[Stated problem]
Locate every line in the records below that contains the word "CustomerDetails", and copy each one.

[Data for the task]

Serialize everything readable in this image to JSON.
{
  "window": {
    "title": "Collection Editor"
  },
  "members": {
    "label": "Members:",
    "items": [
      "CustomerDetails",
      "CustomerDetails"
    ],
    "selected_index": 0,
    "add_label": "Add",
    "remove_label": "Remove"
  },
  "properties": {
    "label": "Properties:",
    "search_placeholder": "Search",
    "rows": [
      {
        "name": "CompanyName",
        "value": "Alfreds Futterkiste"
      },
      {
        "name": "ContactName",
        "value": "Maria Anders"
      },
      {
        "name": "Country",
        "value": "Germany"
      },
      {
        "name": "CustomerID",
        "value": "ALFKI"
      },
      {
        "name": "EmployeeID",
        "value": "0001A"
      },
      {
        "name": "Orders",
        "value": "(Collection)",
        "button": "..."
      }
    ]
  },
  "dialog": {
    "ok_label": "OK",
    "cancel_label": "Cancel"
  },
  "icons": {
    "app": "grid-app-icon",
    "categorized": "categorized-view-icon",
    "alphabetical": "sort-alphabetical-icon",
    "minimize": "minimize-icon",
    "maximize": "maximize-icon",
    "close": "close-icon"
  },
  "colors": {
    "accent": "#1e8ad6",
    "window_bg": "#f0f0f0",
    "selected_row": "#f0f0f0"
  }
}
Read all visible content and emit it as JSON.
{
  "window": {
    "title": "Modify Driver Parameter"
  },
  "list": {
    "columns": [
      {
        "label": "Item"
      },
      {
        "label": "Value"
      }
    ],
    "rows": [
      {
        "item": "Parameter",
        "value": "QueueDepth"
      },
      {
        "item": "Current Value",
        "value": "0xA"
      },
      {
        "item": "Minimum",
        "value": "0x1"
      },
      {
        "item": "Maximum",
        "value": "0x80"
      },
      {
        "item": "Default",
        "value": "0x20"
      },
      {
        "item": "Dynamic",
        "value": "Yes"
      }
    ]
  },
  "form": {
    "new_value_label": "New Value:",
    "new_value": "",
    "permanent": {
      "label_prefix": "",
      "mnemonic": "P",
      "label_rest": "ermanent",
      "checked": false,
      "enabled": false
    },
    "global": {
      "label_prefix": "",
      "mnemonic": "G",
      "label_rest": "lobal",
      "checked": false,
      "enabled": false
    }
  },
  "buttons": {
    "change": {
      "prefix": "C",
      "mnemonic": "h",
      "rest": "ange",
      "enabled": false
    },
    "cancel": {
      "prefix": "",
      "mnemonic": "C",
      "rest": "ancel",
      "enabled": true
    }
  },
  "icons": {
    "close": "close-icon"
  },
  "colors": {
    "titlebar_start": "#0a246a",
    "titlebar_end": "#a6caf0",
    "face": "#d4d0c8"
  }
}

[Exercise result]
      "CustomerDetails",
      "CustomerDetails"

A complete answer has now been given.